**Problem description**: Copy out each line featuring the string "JSON" from the entries beneath.

**Task material**:
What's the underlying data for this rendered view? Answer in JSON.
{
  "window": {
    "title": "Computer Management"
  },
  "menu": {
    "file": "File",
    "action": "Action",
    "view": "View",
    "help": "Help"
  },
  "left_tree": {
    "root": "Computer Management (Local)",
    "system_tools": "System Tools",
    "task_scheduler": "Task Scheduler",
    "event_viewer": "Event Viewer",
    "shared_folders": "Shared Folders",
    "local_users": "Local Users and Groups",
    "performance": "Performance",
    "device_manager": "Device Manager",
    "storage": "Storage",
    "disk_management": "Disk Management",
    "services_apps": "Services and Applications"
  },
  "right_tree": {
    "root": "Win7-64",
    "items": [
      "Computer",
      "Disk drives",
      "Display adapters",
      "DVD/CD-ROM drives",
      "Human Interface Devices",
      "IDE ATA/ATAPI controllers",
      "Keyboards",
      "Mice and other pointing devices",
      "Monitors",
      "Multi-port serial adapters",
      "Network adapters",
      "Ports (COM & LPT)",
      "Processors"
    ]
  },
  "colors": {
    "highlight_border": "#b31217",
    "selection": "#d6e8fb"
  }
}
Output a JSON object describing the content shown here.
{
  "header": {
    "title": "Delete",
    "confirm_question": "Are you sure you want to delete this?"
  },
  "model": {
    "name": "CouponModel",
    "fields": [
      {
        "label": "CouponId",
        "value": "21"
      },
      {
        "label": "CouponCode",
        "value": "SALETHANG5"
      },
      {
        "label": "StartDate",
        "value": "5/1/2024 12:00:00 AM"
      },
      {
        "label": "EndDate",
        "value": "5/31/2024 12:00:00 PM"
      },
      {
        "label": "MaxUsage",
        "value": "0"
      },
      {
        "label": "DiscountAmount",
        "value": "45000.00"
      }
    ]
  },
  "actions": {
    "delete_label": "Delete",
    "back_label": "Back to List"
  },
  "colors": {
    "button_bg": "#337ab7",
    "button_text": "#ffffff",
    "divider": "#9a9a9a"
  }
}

**Answer to this problem**:
What's the underlying data for this rendered view? Answer in JSON.
Output a JSON object describing the content shown here.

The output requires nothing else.